(Records that describe figures)
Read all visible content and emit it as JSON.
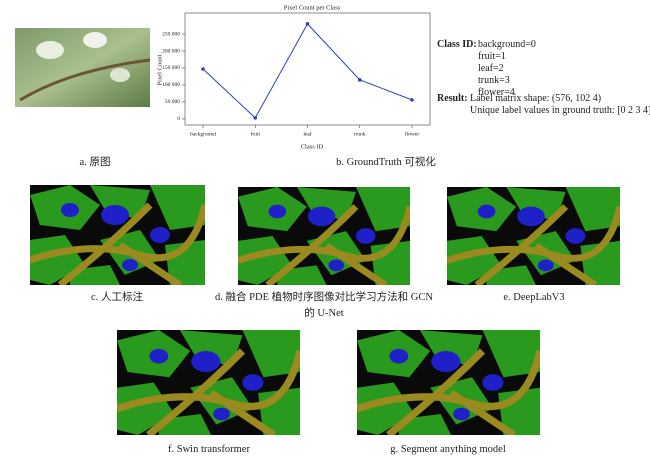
{
  "chart_data": {
    "type": "line",
    "title": "Pixel Count per Class",
    "x_label": "Class ID",
    "y_label": "Pixel Count",
    "categories": [
      "background",
      "fruit",
      "leaf",
      "trunk",
      "flower"
    ],
    "series": [
      {
        "name": "Pixel Count",
        "color": "#2f3fc4",
        "values": [
          147000,
          3000,
          280000,
          115000,
          56000
        ]
      }
    ],
    "ylim": [
      -18000,
      312000
    ],
    "yticks": [
      0,
      {
        "value": 50000,
        "label": "50 000"
      },
      {
        "value": 100000,
        "label": "100 000"
      },
      {
        "value": 150000,
        "label": "150 000"
      },
      {
        "value": 200000,
        "label": "200 000"
      },
      {
        "value": 250000,
        "label": "250 000"
      }
    ],
    "grid": false
  },
  "info": {
    "class_id_label": "Class ID:",
    "classes": [
      "background=0",
      "fruit=1",
      "leaf=2",
      "trunk=3",
      "flower=4"
    ],
    "result_label": "Result:",
    "results": [
      "Label matrix shape: (576, 102 4)",
      "Unique label values in ground truth: [0 2 3 4]"
    ]
  },
  "captions": {
    "a": "a. 原图",
    "b": "b. GroundTruth 可视化",
    "c": "c. 人工标注",
    "d": "d. 融合 PDE 植物时序图像对比学习方法和 GCN 的 U-Net",
    "e": "e. DeepLabV3",
    "f": "f. Swin transformer",
    "g": "g. Segment anything model"
  }
}
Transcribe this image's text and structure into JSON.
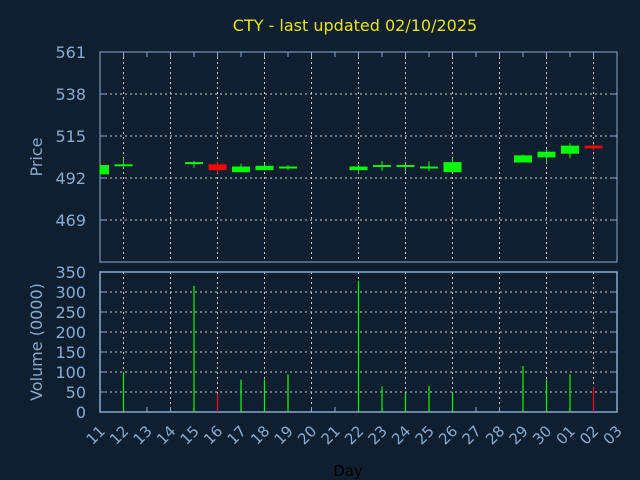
{
  "chart_data": {
    "type": "candlestick",
    "title": "CTY - last updated 02/10/2025",
    "xlabel": "Day",
    "price_panel": {
      "ylabel": "Price",
      "ylim": [
        446,
        561
      ],
      "yticks": [
        561,
        538,
        515,
        492,
        469
      ],
      "grid": true
    },
    "volume_panel": {
      "ylabel": "Volume (0000)",
      "ylim": [
        0,
        350
      ],
      "yticks": [
        350,
        300,
        250,
        200,
        150,
        100,
        50,
        0
      ],
      "grid": true
    },
    "x_tick_labels": [
      "11",
      "12",
      "13",
      "14",
      "15",
      "16",
      "17",
      "18",
      "19",
      "20",
      "21",
      "22",
      "23",
      "24",
      "25",
      "26",
      "27",
      "28",
      "29",
      "30",
      "01",
      "02",
      "03"
    ],
    "candles": [
      {
        "day": "11",
        "open": 494.0,
        "high": 499.1,
        "low": 494.0,
        "close": 499.1
      },
      {
        "day": "12",
        "open": 498.8,
        "high": 502.8,
        "low": 498.4,
        "close": 499.5
      },
      {
        "day": "15",
        "open": 500.1,
        "high": 501.4,
        "low": 497.6,
        "close": 500.7
      },
      {
        "day": "16",
        "open": 499.5,
        "high": 500.7,
        "low": 494.6,
        "close": 496.3
      },
      {
        "day": "17",
        "open": 495.2,
        "high": 499.8,
        "low": 495.2,
        "close": 498.3
      },
      {
        "day": "18",
        "open": 496.3,
        "high": 499.9,
        "low": 496.3,
        "close": 498.7
      },
      {
        "day": "19",
        "open": 497.2,
        "high": 499.1,
        "low": 496.3,
        "close": 498.3
      },
      {
        "day": "22",
        "open": 496.3,
        "high": 499.1,
        "low": 494.4,
        "close": 498.3
      },
      {
        "day": "23",
        "open": 498.4,
        "high": 501.4,
        "low": 496.0,
        "close": 499.1
      },
      {
        "day": "24",
        "open": 498.4,
        "high": 499.9,
        "low": 495.6,
        "close": 499.1
      },
      {
        "day": "25",
        "open": 497.6,
        "high": 501.2,
        "low": 496.0,
        "close": 498.3
      },
      {
        "day": "26",
        "open": 495.2,
        "high": 502.8,
        "low": 495.2,
        "close": 500.7
      },
      {
        "day": "29",
        "open": 500.5,
        "high": 504.8,
        "low": 500.5,
        "close": 504.4
      },
      {
        "day": "30",
        "open": 503.3,
        "high": 507.7,
        "low": 500.5,
        "close": 506.4
      },
      {
        "day": "01",
        "open": 505.3,
        "high": 511.0,
        "low": 502.8,
        "close": 509.7
      },
      {
        "day": "02",
        "open": 509.7,
        "high": 510.5,
        "low": 507.3,
        "close": 508.2
      }
    ],
    "volume": [
      {
        "day": "12",
        "value": 100
      },
      {
        "day": "15",
        "value": 315
      },
      {
        "day": "16",
        "value": 46
      },
      {
        "day": "17",
        "value": 81
      },
      {
        "day": "18",
        "value": 81
      },
      {
        "day": "19",
        "value": 94
      },
      {
        "day": "22",
        "value": 327
      },
      {
        "day": "23",
        "value": 64
      },
      {
        "day": "24",
        "value": 47
      },
      {
        "day": "25",
        "value": 65
      },
      {
        "day": "26",
        "value": 49
      },
      {
        "day": "29",
        "value": 115
      },
      {
        "day": "30",
        "value": 81
      },
      {
        "day": "01",
        "value": 94
      },
      {
        "day": "02",
        "value": 62
      }
    ],
    "colors": {
      "background": "#0f1f30",
      "up": "#00ff00",
      "down": "#ff0000",
      "title": "#e8e800",
      "axis": "#8aaad0",
      "grid": "#c8c8c8",
      "xlabel": "#000000"
    }
  }
}
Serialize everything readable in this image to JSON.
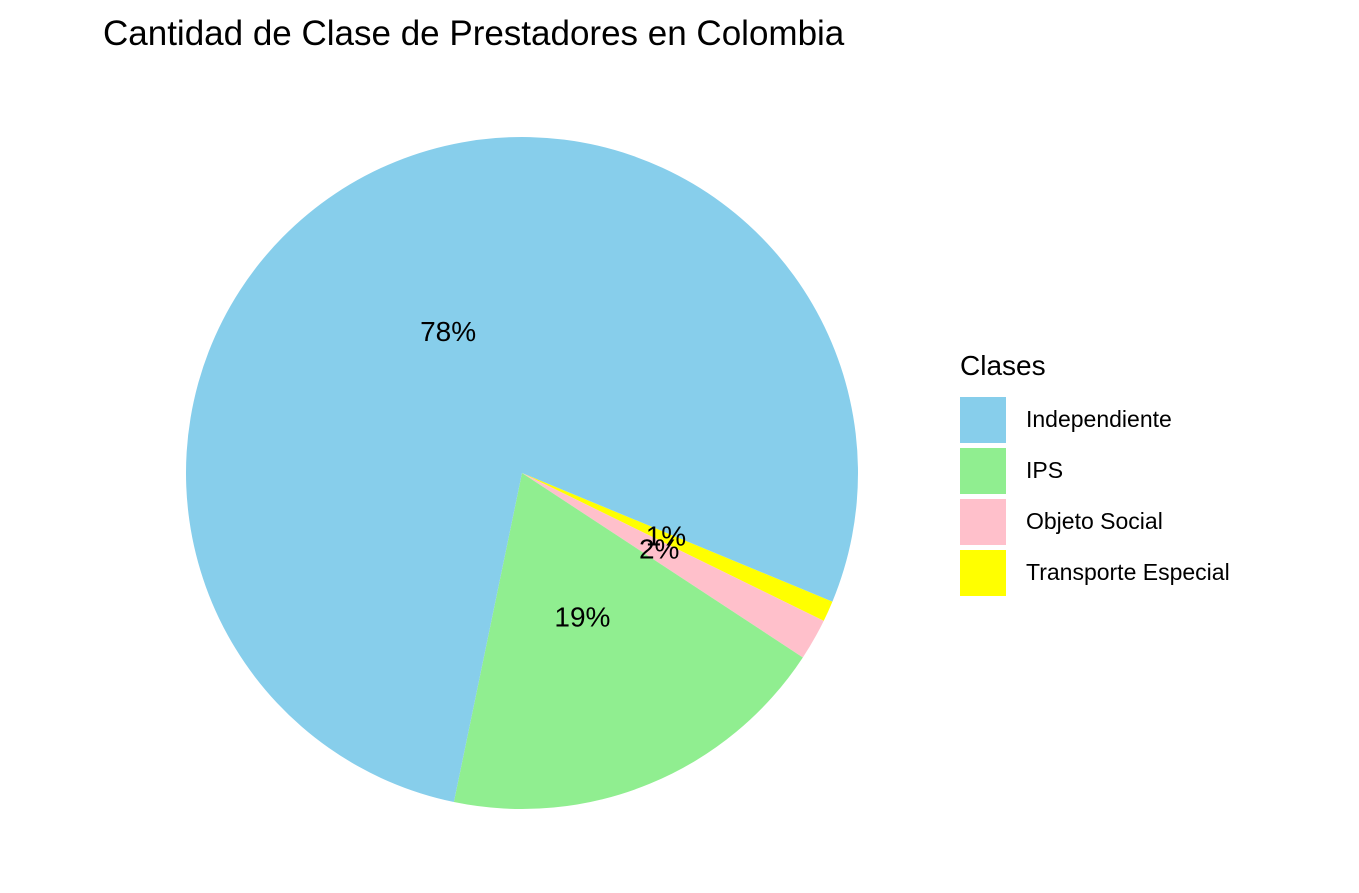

• _YOUR INSTRUCTIONS_
Which lines contain the word "grid"? Copy each of them.

• _RESULT OF THE EXERCISE_
    "grid": false
      "grid": true
      "grid": true
      "grid": "#c8c8c8",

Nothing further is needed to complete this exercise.